(Stored data)
--- Begin ---
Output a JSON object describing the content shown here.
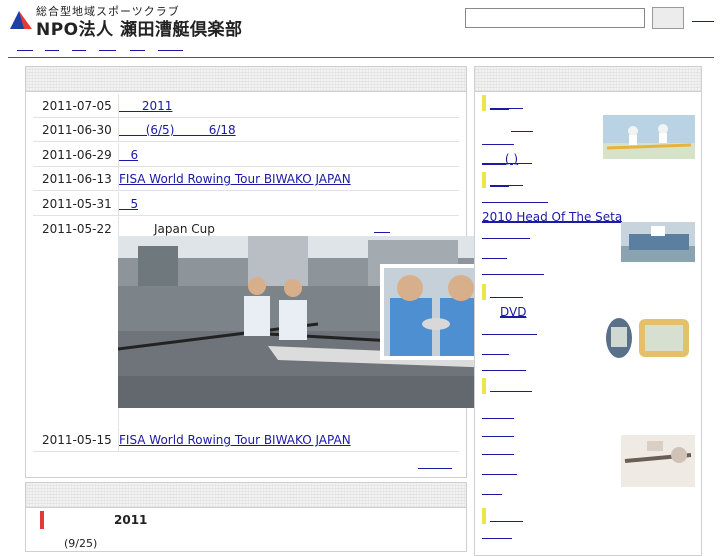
{
  "header": {
    "tagline": "総合型地域スポーツクラブ",
    "org_name": "NPO法人 瀬田漕艇倶楽部",
    "search_placeholder": "",
    "search_button_label": ""
  },
  "news": {
    "items": [
      {
        "date": "2011-07-05",
        "title": "      2011"
      },
      {
        "date": "2011-06-30",
        "title": "       (6/5)         6/18"
      },
      {
        "date": "2011-06-29",
        "title": "   6"
      },
      {
        "date": "2011-06-13",
        "title": "FISA World Rowing Tour BIWAKO JAPAN"
      },
      {
        "date": "2011-05-31",
        "title": "   5"
      }
    ],
    "feature": {
      "date": "2011-05-22",
      "title": "Japan Cup"
    },
    "last": {
      "date": "2011-05-15",
      "title": "FISA World Rowing Tour BIWAKO JAPAN"
    }
  },
  "event": {
    "year": "2011",
    "date": "(9/25)",
    "bar_color": "#e53935"
  },
  "sidebar": {
    "mark_color": "#ede64a",
    "items": [
      {
        "label": "     ",
        "marked": true
      },
      {
        "label": "     ",
        "marked": false
      },
      {
        "label": "      ( )",
        "marked": false
      },
      {
        "label": "     ",
        "marked": true
      },
      {
        "label": "2010 Head Of The Seta",
        "marked": false
      },
      {
        "label": "DVD",
        "marked": false
      }
    ]
  },
  "icons": {
    "logo": "club-logo-icon"
  }
}
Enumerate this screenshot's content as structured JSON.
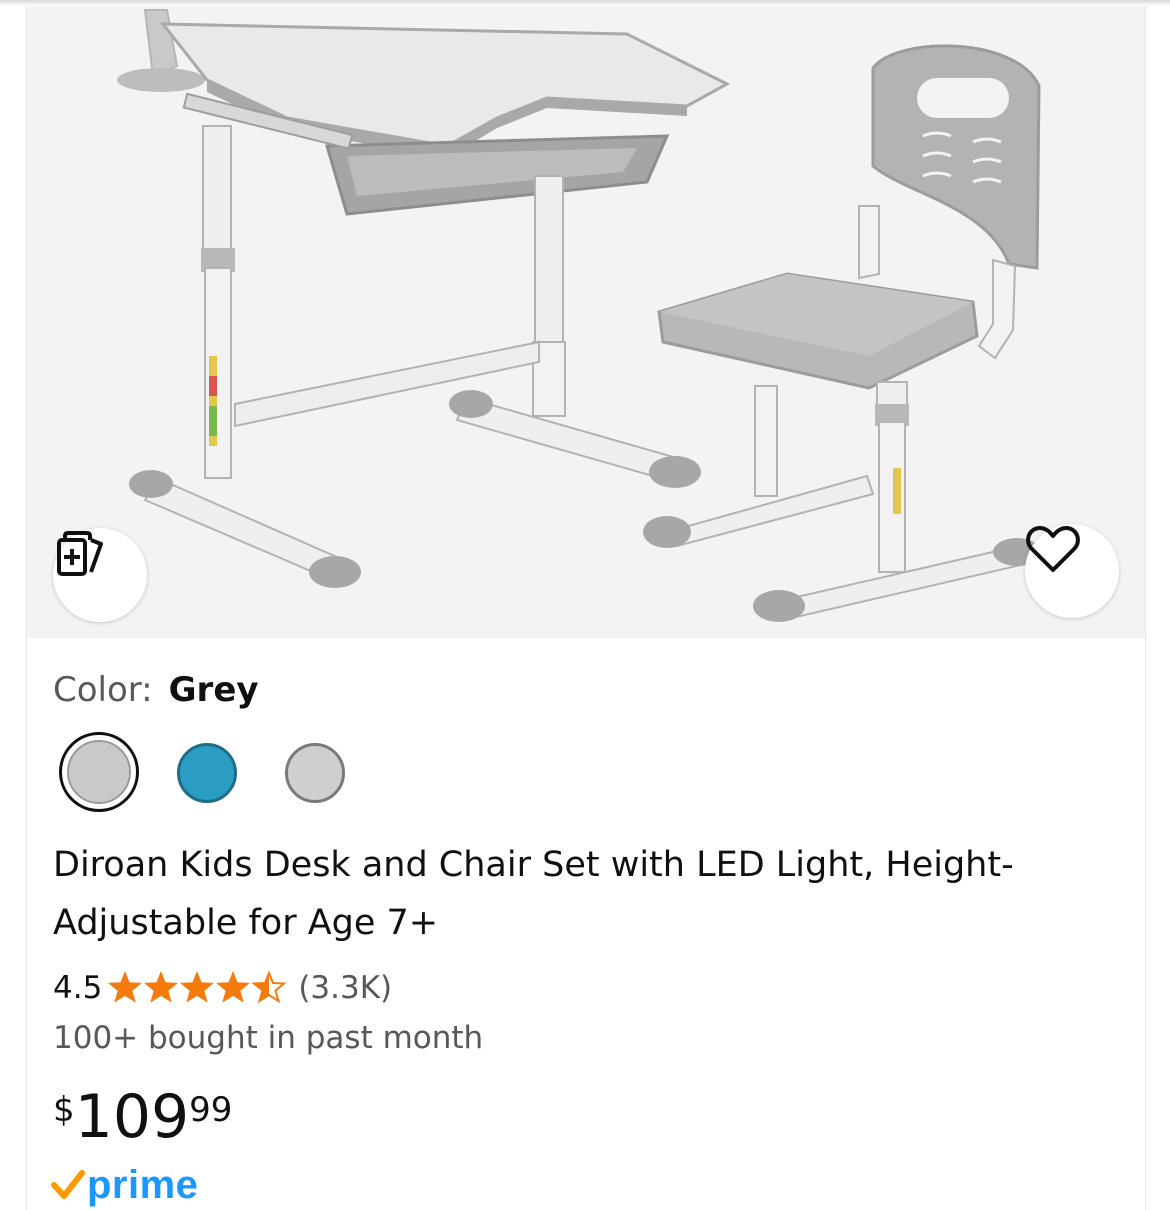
{
  "product": {
    "image": {
      "alt": "Grey kids desk with tilting top and drawer, and matching grey chair",
      "compare_icon": "compare-cards-plus-icon",
      "wishlist_icon": "heart-outline-icon"
    },
    "color": {
      "label": "Color:",
      "selected": "Grey",
      "swatches": [
        {
          "name": "Grey",
          "hex": "#c9c9c9",
          "selected": true
        },
        {
          "name": "Blue",
          "hex": "#2b9cc2",
          "selected": false
        },
        {
          "name": "Grey",
          "hex": "#cfcfcf",
          "selected": false
        }
      ]
    },
    "title": "Diroan Kids Desk and Chair Set with LED Light, Height-Adjustable for Age 7+",
    "rating": {
      "value": "4.5",
      "stars": 4.5,
      "count": "(3.3K)",
      "star_color": "#f47b0c"
    },
    "bought": "100+ bought in past month",
    "price": {
      "symbol": "$",
      "whole": "109",
      "fraction": "99"
    },
    "prime": {
      "label": "prime",
      "check_color": "#ff9900",
      "text_color": "#1a98ff"
    }
  }
}
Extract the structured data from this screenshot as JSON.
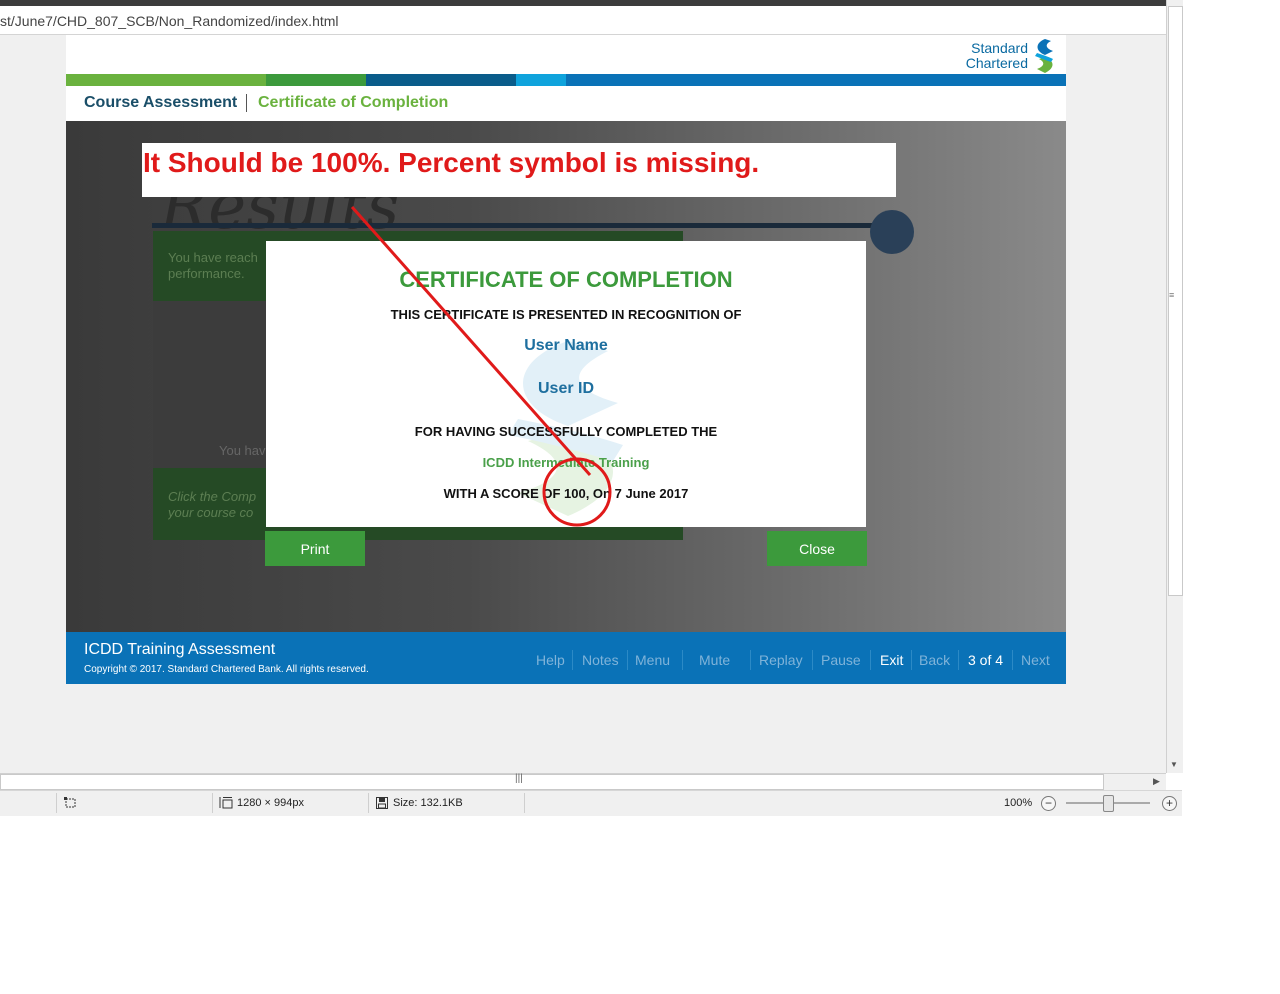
{
  "browser": {
    "url": "st/June7/CHD_807_SCB/Non_Randomized/index.html"
  },
  "course": {
    "logo": {
      "line1": "Standard",
      "line2": "Chartered"
    },
    "stripe_colors": [
      "#6ab23e",
      "#3c9a3c",
      "#0a5c8a",
      "#0fa3dc",
      "#0a72b7"
    ],
    "breadcrumb": {
      "course": "Course Assessment",
      "current": "Certificate of Completion"
    },
    "background": {
      "heading": "Results",
      "panel_text1": "You have reach\nperformance.",
      "panel_text2": "You hav",
      "panel_text3": "Click the Comp\nyour course co"
    }
  },
  "certificate": {
    "title": "CERTIFICATE OF COMPLETION",
    "presented": "THIS CERTIFICATE IS PRESENTED IN RECOGNITION OF",
    "user_name": "User Name",
    "user_id": "User ID",
    "completed": "FOR HAVING SUCCESSFULLY COMPLETED THE",
    "course_name": "ICDD Intermediate Training",
    "score_line": "WITH A SCORE OF 100, On 7 June 2017"
  },
  "buttons": {
    "print": "Print",
    "close": "Close"
  },
  "annotation": {
    "text": "It Should be 100%. Percent symbol is missing.",
    "color": "#e01a1a"
  },
  "footer": {
    "title": "ICDD Training Assessment",
    "copyright": "Copyright © 2017. Standard Chartered Bank. All rights reserved.",
    "nav": {
      "help": "Help",
      "notes": "Notes",
      "menu": "Menu",
      "mute": "Mute",
      "replay": "Replay",
      "pause": "Pause",
      "exit": "Exit",
      "back": "Back",
      "page": "3 of 4",
      "next": "Next"
    }
  },
  "statusbar": {
    "dimensions": "1280 × 994px",
    "size": "Size: 132.1KB",
    "zoom": "100%",
    "zoom_out": "−",
    "zoom_in": "+"
  },
  "icons": [
    "select-region-icon",
    "dimensions-icon",
    "save-disk-icon",
    "zoom-out-icon",
    "zoom-in-icon"
  ]
}
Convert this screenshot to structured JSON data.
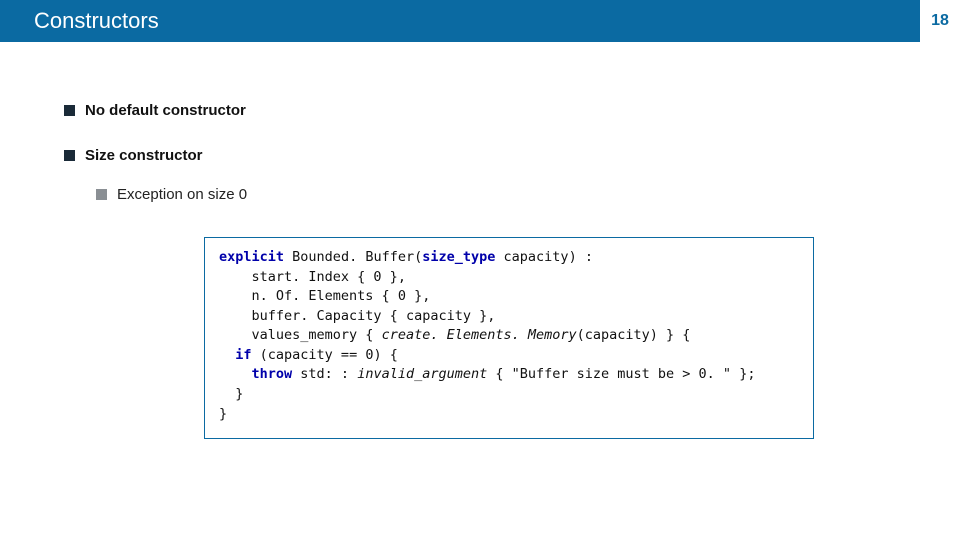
{
  "header": {
    "title": "Constructors",
    "page_number": "18"
  },
  "bullets": {
    "b1": "No default constructor",
    "b2": "Size constructor",
    "b2_sub": "Exception on size 0"
  },
  "code": {
    "kw_explicit": "explicit",
    "ctor_name": "Bounded. Buffer",
    "type_size": "size_type",
    "param_name": "capacity",
    "line_start": "start. Index { 0 },",
    "line_n": "n. Of. Elements { 0 },",
    "line_buf": "buffer. Capacity { capacity },",
    "line_val_prefix": "values_memory { ",
    "fn_create": "create. Elements. Memory",
    "line_val_suffix": "(capacity) } {",
    "kw_if": "if",
    "if_cond": " (capacity == 0) {",
    "kw_throw": "throw",
    "throw_type": " std: : ",
    "throw_arg": "invalid_argument",
    "throw_msg": " { \"Buffer size must be > 0. \" };",
    "brace_close1": "}",
    "brace_close2": "}",
    "brace_close3": "}"
  }
}
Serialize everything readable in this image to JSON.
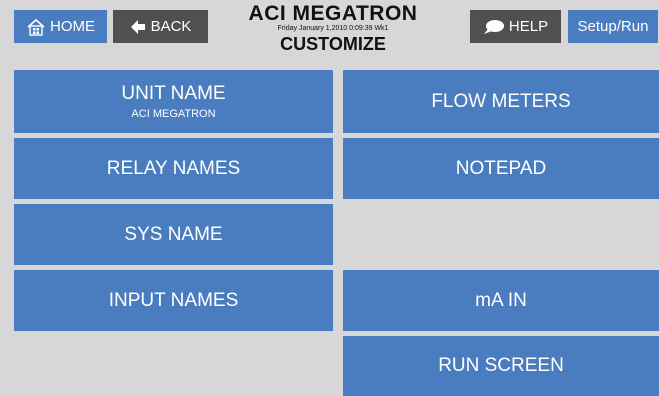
{
  "header": {
    "home_label": "HOME",
    "back_label": "BACK",
    "help_label": "HELP",
    "setup_label": "Setup/Run",
    "title": "ACI MEGATRON",
    "datetime": "Friday January 1,2010 0:09:39 Wk1",
    "page_title": "CUSTOMIZE"
  },
  "tiles": {
    "unit_name": {
      "label": "UNIT NAME",
      "value": "ACI MEGATRON"
    },
    "flow_meters": "FLOW METERS",
    "relay_names": "RELAY NAMES",
    "notepad": "NOTEPAD",
    "sys_name": "SYS NAME",
    "input_names": "INPUT NAMES",
    "ma_in": "mA IN",
    "run_screen": "RUN SCREEN"
  },
  "colors": {
    "tile_blue": "#4a7cc0",
    "header_dark": "#505050",
    "background": "#d7d7d7"
  }
}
--- End ---
** WHAT YOU ARE ASKED TO DO **
Find all lines where the word "structured" appears. Copy them.

** FINISHED EXERCISE **
Enumerate this screenshot's content as structured JSON.
Extract the structured data from this screenshot as JSON.
Convert this screenshot to structured JSON data.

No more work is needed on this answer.